--- Selected text ---
....

Cuprate high-T_c superconductors are known for their intertwined interactions and the coexistence of competing orders. Uncovering experimental signatures of these interactions is often the first step in understanding their complex relations. A typical spectroscopic signature of the interaction between a discrete mode and a continuum of excitations is the Fano resonance/interference, characterized by the asymmetric light-scattering amplitude of the discrete mode as a function of the electromagnetic driving frequency. In this study, we report a new type of Fano resonance manifested by the nonlinear terahertz response of cuprate high-T_c superconductors, where we resolve both the amplitude and phase signatures of the Fano resonance. Our extensive hole-doping and magnetic field dependent investigation suggests that the Fano resonance may arise from an interplay between the superconducting fluctuations and the charge density wave fluctuations, prompting future studies to look more closely into their dynamical interactions.

Cuprate superconductors are known for their intertwined interactions and coexistence of competing orders. Here, the authors observe a Fano resonance in the nonlinear THz response of La_2-xSr_xCuO₄, which may arise from a coupling between superconducting and charge-density-wave amplitude fluctuations.

....

--- Extracted entries ---
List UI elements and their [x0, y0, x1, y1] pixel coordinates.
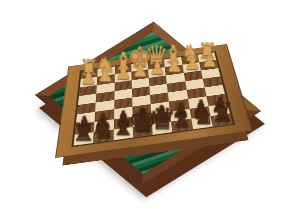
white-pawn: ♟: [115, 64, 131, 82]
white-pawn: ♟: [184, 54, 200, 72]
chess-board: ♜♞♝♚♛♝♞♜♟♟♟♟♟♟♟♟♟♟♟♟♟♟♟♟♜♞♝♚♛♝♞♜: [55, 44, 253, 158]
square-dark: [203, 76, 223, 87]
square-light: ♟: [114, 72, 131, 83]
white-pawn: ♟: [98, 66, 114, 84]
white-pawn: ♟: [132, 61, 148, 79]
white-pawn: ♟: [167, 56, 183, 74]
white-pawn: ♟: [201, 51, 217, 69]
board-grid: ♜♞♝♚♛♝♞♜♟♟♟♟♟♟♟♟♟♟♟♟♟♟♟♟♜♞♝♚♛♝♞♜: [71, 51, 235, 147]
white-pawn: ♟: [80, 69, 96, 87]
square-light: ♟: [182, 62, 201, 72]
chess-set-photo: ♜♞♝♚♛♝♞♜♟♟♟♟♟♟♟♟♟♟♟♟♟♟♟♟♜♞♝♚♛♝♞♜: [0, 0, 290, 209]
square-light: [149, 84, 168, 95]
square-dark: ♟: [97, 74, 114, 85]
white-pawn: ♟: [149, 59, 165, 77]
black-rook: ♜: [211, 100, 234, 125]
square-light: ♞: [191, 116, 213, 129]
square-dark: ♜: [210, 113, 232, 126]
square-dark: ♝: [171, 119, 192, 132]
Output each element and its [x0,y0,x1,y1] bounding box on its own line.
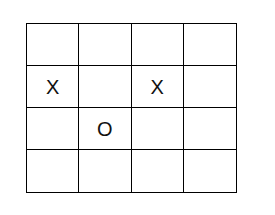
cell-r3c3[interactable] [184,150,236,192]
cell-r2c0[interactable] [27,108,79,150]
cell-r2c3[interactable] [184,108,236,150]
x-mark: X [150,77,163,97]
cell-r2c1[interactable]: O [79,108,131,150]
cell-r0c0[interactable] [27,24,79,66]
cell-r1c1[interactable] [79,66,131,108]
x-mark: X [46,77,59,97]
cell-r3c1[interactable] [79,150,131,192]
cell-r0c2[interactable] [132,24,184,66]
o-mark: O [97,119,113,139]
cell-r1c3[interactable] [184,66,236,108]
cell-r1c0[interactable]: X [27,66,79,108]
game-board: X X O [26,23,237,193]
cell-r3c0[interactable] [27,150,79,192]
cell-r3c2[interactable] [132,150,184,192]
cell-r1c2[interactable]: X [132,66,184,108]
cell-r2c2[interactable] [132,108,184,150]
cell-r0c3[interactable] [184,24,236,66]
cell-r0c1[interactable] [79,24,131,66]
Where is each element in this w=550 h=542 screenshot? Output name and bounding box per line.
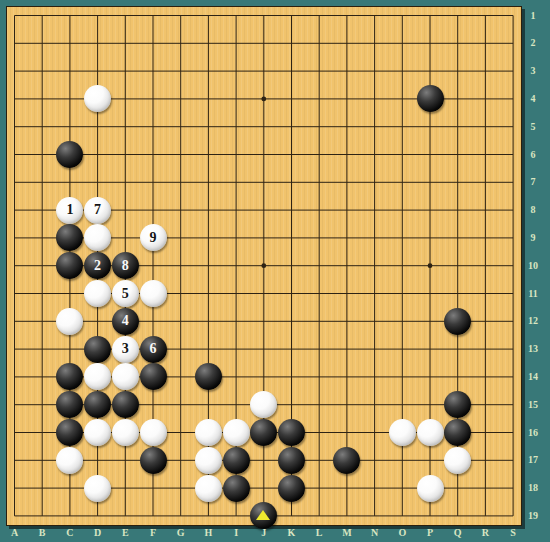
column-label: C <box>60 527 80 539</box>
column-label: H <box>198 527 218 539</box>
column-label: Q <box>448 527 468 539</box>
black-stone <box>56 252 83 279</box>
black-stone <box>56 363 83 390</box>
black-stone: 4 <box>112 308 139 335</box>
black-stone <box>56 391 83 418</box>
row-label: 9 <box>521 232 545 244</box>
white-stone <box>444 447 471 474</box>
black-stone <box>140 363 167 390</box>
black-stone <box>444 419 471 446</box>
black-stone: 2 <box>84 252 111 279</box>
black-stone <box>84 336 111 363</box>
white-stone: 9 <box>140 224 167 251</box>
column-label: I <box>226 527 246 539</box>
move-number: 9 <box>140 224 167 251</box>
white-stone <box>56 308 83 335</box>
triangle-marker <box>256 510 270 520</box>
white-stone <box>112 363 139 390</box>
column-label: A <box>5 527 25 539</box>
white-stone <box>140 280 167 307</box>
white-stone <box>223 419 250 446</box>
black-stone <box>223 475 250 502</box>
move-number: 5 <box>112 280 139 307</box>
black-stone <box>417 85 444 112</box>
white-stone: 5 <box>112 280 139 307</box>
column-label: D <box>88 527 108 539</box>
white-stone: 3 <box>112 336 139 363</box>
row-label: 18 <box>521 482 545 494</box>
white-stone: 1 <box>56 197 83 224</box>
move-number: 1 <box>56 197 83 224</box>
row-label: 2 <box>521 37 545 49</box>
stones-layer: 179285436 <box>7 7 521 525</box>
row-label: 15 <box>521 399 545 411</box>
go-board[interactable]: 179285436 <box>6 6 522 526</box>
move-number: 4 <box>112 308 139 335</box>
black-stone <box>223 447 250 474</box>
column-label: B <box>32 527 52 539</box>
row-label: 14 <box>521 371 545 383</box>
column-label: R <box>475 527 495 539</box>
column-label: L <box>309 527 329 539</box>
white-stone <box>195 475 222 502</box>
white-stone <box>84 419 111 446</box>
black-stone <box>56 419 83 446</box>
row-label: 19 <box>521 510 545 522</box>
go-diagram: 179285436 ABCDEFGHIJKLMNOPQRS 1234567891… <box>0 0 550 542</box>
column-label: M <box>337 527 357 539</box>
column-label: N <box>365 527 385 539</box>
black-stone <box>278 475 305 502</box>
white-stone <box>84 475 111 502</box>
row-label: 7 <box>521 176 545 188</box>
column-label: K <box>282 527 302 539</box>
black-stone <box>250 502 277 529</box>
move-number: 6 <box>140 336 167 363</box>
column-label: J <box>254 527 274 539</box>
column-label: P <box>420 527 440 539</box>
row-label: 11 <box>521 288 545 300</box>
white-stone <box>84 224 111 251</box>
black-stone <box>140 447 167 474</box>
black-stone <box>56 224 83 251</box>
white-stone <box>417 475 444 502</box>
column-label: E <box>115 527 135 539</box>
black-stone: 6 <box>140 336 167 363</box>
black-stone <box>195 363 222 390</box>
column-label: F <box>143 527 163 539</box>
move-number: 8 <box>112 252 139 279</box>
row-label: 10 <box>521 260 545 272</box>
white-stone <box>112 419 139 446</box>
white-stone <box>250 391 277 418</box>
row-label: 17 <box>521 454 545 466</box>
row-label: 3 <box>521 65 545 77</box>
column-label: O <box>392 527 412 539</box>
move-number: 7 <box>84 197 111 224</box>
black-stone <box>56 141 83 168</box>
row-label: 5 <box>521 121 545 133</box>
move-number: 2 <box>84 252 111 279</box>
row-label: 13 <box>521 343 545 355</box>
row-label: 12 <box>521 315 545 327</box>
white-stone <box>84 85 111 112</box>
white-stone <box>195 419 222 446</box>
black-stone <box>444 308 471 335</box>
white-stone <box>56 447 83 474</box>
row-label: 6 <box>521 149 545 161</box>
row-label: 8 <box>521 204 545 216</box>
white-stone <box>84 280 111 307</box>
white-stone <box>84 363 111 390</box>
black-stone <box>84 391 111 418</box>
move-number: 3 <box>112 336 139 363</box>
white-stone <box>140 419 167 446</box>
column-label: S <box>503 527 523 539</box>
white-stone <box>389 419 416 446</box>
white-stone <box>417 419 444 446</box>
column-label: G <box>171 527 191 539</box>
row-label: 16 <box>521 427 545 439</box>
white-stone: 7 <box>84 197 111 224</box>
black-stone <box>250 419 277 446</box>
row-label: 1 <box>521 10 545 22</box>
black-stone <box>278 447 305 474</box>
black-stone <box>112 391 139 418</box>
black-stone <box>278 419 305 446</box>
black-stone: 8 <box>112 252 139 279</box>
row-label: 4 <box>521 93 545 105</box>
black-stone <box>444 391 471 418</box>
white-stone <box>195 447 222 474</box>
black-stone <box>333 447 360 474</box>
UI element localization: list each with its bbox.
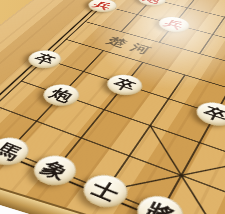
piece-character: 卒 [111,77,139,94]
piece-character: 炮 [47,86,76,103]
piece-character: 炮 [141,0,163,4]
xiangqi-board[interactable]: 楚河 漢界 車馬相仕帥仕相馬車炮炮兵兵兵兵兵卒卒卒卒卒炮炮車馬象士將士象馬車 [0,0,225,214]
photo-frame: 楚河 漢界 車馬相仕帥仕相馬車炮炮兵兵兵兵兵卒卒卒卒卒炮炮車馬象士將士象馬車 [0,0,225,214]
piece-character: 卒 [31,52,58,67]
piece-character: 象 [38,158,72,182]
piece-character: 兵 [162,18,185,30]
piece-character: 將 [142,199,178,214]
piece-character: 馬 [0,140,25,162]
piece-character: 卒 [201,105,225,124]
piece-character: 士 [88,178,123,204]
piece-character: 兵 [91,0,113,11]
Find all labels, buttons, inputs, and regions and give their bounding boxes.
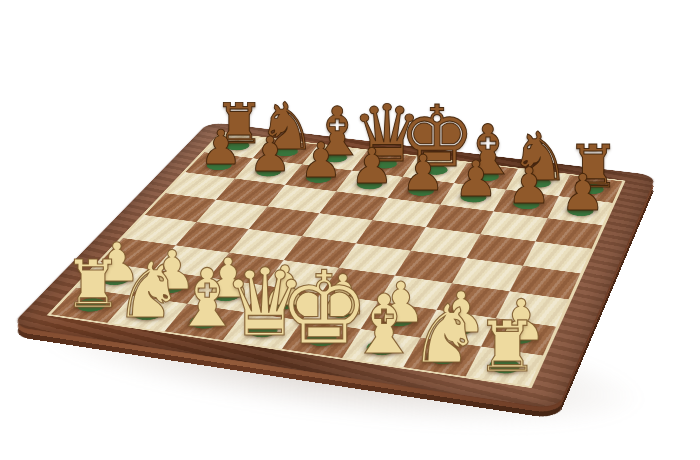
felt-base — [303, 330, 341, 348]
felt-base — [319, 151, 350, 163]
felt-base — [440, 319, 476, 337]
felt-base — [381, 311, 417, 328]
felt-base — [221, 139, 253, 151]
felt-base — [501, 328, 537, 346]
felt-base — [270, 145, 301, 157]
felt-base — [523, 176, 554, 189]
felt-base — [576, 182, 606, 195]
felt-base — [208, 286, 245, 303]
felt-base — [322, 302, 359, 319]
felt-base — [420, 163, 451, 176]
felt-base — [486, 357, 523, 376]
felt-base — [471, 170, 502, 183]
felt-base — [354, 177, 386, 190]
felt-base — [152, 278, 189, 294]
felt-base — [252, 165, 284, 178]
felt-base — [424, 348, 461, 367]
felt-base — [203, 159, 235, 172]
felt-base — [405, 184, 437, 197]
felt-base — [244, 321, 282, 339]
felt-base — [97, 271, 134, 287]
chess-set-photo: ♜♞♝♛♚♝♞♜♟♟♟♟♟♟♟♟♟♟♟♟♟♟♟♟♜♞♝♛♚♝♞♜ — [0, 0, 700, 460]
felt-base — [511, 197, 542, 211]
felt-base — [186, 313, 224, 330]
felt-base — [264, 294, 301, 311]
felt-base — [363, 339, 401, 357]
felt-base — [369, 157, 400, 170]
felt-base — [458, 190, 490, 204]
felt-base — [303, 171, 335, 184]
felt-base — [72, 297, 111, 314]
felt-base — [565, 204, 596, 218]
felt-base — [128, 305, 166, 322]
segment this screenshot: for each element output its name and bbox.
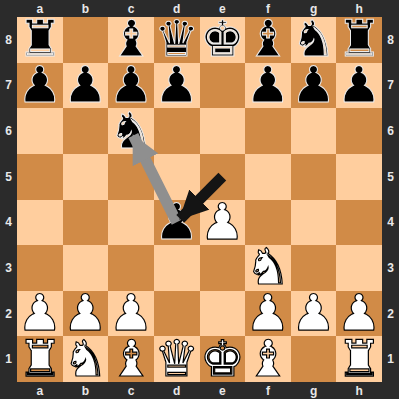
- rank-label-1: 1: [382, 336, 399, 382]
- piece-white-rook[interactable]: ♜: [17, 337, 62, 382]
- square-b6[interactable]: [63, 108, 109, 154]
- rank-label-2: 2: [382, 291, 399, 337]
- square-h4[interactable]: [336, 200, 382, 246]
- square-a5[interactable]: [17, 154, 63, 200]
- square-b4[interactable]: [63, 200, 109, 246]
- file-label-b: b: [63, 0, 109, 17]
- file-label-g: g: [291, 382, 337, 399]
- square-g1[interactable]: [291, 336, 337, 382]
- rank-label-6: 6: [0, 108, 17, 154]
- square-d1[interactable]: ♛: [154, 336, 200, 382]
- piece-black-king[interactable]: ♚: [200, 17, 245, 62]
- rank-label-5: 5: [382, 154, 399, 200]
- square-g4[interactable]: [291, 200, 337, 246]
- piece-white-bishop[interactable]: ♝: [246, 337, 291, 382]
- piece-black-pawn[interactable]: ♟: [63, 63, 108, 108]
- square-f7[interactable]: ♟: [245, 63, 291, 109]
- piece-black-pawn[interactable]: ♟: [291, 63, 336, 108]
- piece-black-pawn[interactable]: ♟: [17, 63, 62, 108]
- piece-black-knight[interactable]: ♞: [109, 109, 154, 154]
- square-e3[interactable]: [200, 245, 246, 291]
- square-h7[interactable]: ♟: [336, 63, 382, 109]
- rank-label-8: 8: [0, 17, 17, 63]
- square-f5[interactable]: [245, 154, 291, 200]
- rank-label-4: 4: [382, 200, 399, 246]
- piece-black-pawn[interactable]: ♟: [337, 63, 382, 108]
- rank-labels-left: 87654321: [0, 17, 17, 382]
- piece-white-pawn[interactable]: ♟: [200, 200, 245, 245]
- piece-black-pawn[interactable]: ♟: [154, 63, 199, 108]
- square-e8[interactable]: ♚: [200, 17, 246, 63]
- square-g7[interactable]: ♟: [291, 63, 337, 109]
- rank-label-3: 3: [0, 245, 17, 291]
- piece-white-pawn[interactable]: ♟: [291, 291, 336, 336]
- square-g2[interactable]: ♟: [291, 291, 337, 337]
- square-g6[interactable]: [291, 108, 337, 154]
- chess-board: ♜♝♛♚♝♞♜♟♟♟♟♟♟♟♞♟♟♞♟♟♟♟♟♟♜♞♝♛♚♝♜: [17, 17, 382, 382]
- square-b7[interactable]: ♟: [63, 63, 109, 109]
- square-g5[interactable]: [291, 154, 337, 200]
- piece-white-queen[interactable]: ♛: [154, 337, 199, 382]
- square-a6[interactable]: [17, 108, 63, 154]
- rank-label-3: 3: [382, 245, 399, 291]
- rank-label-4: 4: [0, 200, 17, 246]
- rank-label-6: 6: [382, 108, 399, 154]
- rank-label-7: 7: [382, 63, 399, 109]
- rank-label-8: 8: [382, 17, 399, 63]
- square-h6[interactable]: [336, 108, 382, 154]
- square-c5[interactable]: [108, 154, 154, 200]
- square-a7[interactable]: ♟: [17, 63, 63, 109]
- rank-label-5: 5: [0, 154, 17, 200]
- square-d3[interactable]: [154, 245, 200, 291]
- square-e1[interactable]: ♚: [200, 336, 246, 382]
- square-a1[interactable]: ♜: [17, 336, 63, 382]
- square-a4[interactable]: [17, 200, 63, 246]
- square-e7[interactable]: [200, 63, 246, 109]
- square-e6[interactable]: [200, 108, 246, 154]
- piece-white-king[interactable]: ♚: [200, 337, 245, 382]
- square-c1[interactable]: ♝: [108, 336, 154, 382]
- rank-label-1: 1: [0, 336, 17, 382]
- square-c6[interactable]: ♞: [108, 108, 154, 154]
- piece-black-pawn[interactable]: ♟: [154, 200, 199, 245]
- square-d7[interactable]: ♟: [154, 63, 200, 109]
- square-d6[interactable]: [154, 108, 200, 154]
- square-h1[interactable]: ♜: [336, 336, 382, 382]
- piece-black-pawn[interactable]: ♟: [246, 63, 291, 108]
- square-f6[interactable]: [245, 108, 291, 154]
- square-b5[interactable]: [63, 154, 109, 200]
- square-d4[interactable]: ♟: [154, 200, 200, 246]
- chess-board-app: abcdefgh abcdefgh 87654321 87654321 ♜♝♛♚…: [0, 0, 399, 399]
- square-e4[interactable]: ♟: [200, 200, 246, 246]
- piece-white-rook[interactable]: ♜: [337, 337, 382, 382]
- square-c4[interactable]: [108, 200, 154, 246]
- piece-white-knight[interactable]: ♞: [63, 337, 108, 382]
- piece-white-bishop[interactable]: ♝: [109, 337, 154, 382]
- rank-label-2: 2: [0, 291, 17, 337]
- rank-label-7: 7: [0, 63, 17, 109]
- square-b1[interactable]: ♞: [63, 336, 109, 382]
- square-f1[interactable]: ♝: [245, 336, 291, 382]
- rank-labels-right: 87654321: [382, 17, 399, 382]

....

--- Required work ---
Duplicate the part of the text on cuprate superconductors from "Cuprate superconductors are" up to and including "charge-density-wave amplitude fluctuations.". Work only from the text about cuprate superconductors.

--- Solution for this exercise ---
Cuprate superconductors are known for their intertwined interactions and coexistence of competing orders. Here, the authors observe a Fano resonance in the nonlinear THz response of La_2-xSr_xCuO₄, which may arise from a coupling between superconducting and charge-density-wave amplitude fluctuations.